TEXTE FOURNI:
« Les bras m’en tombent ». La chronique de Denis Parent. Mardi 16 aout

Denis Parent. Photo prise au Mémorial de la Shoah à Berlin

Les bras m’en tombent. Mardi 16 Aout.

Ce matin, dix heures tapantes (les heures sont aussi victimes de la violence du patriarcat, il vaudrait mieux dire “dix heures tapées”), je me pointe à Marinella, le teint brumeux, la sandale erratique, et l’oeil bubble-gumé. Une nuit difficile oui, ne me dites pas que c’est ma conscience. Mais avec la chaleur et les cris du gang de Rodolphe-le-fuckin’goéland ma porte onirique bat, un vrai saloon.

DONNÉES AFFICHÉES:

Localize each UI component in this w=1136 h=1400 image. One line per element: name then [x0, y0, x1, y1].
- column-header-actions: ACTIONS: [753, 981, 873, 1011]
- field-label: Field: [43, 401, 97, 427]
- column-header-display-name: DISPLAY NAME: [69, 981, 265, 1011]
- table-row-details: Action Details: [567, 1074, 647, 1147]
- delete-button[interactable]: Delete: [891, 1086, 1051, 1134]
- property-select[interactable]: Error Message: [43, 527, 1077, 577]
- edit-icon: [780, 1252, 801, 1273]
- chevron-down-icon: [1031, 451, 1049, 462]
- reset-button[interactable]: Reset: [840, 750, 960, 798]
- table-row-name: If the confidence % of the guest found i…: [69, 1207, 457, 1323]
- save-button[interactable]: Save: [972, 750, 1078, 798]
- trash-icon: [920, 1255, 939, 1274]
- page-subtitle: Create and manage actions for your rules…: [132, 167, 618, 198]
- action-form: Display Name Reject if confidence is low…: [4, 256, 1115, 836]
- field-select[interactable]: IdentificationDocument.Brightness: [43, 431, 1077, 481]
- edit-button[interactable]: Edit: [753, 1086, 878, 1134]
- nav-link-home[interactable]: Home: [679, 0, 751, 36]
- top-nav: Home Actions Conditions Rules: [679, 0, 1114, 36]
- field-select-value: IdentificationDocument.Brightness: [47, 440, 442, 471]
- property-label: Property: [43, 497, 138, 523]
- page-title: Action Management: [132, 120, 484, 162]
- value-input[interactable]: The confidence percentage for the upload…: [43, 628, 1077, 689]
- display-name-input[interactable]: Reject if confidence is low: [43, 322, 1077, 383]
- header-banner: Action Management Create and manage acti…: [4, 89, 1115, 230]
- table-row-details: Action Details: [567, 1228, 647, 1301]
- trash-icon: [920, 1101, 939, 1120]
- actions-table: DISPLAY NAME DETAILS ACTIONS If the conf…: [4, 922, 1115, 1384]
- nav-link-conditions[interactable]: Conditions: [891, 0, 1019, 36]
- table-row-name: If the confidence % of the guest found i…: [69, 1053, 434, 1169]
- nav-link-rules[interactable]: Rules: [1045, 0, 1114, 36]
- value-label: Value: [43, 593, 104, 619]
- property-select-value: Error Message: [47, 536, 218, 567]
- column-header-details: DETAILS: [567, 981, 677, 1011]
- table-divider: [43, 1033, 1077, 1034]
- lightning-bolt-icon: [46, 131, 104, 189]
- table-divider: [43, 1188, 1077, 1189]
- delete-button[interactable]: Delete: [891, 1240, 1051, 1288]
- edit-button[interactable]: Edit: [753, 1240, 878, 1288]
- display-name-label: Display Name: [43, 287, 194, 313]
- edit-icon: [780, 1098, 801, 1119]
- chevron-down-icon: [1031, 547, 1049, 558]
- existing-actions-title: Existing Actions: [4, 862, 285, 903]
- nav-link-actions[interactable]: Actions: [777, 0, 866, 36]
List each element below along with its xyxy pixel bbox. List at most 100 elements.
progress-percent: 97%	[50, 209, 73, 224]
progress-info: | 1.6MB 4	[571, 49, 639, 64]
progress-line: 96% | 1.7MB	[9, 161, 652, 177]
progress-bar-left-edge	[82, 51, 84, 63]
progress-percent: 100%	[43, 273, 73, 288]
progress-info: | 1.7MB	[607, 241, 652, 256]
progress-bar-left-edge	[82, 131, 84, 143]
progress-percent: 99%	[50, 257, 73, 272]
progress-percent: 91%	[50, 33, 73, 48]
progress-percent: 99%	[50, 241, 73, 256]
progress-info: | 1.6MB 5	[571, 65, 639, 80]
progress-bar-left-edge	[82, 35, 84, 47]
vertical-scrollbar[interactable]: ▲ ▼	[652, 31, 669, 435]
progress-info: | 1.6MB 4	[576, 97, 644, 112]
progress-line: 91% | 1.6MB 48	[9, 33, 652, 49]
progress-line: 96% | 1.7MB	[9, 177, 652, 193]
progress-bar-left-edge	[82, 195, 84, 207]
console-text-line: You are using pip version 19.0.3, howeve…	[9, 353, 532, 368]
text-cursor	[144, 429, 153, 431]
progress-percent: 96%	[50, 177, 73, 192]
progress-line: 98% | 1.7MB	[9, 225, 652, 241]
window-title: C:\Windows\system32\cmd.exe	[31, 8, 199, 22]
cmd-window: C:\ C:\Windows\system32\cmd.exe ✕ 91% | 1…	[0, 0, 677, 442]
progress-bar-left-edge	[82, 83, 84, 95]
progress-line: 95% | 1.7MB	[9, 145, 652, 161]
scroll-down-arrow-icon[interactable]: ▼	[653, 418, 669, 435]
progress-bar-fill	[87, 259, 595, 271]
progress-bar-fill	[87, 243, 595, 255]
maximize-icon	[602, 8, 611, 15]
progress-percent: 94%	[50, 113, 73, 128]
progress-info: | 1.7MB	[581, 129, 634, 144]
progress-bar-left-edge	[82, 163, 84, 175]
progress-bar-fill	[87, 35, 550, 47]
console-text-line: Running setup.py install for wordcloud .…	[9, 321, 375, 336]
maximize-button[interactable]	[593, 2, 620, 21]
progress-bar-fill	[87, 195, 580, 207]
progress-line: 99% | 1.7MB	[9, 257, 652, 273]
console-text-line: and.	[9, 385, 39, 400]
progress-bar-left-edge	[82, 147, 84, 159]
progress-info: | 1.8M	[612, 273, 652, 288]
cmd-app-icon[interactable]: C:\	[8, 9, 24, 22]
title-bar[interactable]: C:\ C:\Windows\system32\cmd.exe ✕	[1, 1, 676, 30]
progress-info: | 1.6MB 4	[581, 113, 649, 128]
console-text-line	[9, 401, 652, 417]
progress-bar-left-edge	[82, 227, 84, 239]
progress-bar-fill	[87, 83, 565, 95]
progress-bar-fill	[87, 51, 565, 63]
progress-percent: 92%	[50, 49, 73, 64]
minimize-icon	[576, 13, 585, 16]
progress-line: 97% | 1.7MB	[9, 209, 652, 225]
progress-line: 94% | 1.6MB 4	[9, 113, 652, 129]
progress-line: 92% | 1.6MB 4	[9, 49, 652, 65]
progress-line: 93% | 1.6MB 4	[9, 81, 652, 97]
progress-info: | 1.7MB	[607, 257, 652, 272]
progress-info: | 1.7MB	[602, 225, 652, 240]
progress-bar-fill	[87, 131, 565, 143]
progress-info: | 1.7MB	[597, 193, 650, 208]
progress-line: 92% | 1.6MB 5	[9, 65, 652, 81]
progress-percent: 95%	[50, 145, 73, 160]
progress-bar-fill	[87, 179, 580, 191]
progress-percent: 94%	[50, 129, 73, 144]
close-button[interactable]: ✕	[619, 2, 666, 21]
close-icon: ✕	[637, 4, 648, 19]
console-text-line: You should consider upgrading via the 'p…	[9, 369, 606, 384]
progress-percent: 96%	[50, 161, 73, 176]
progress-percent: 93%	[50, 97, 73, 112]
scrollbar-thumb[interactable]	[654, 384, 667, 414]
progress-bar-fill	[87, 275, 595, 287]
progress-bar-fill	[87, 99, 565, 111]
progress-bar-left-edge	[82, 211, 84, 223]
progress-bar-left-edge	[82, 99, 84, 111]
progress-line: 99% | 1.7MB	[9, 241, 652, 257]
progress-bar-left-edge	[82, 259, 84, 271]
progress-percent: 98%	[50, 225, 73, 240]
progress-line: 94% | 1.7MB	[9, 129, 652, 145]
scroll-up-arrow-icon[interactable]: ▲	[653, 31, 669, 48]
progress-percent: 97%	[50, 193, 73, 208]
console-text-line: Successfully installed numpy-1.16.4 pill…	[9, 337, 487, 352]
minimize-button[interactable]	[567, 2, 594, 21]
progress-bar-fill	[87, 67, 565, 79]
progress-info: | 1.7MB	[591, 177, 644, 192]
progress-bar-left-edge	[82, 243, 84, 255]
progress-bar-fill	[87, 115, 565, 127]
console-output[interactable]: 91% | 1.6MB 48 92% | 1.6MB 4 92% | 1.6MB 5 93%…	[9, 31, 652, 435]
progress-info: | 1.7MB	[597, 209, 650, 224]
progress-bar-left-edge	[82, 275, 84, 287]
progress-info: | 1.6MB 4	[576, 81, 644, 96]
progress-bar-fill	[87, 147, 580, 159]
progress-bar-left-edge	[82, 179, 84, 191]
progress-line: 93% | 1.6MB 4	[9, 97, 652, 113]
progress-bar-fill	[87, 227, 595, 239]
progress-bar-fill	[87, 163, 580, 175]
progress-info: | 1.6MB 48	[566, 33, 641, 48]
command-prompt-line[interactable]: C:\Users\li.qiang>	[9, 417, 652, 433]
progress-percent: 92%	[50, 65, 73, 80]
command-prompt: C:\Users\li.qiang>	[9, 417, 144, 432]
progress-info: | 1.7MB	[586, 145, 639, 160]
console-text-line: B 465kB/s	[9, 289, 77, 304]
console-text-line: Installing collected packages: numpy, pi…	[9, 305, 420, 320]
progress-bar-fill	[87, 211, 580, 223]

PROBLÈMES À RÉSOUDRE:
1. Répondez à ces questions sur la chronique « Les bras m'en tombent » :
(a) À quelle heure le narrateur se pointe-t-il à Marinella ?
(b) Où la photo de Denis Parent a-t-elle été prise ?
(c) De quel jour la chronique est-elle datée ?
2. Écrivez la suite de la chronique « Les bras m'en tombent », en commençant après sa dernière phrase.
Les lignes constituent un matériau à part, indépendant du texte.

RÉPONSES:
1.
(a) À dix heures tapantes.
(b) Au Mémorial de la Shoah à Berlin.
(c) Du mardi 16 aout.

2.
Et pénètrent dans mon inconscience des gens, vrais et faux, aimés et détestés, sans compter des inconnus et, croyez-moi les inconnus dans un rêve c’est encore plus inconnu. Ça fait peur. Mon sommeil paradoxal l’est tellement que ça en devient un quai de gare. Je suis obligé de distribuer des tickets. Prenez votre tour, les spectres, bonjour mamie, bonjour Marie, bonjour cloclo, bonjour mon prof de philo de terminale, qu’est-ce que tu fous là, t’es pas mort quand même ?

Bref j’arrive, plus peuplé que d’habitude, à Marinella, parce que j’avais rendez-vous avec mon nouvel éditeur qui a l’élégance de prendre ses vacances en Corse. Figurez-vous bande d’amis que je l’avais jamais rencontré Jean-François, on se suit ici sur FB depuis des années. L’homme est orchestre : peintre, concepteur de maison écolo (si j’ai bien compris), auteur, théâtreux, C’est mon amie Sophie Bastide-Foltz qui a tiré une fusée d’alarme parce que je n’avais plus d’éditeur. Et Jean-François l’a aperçue.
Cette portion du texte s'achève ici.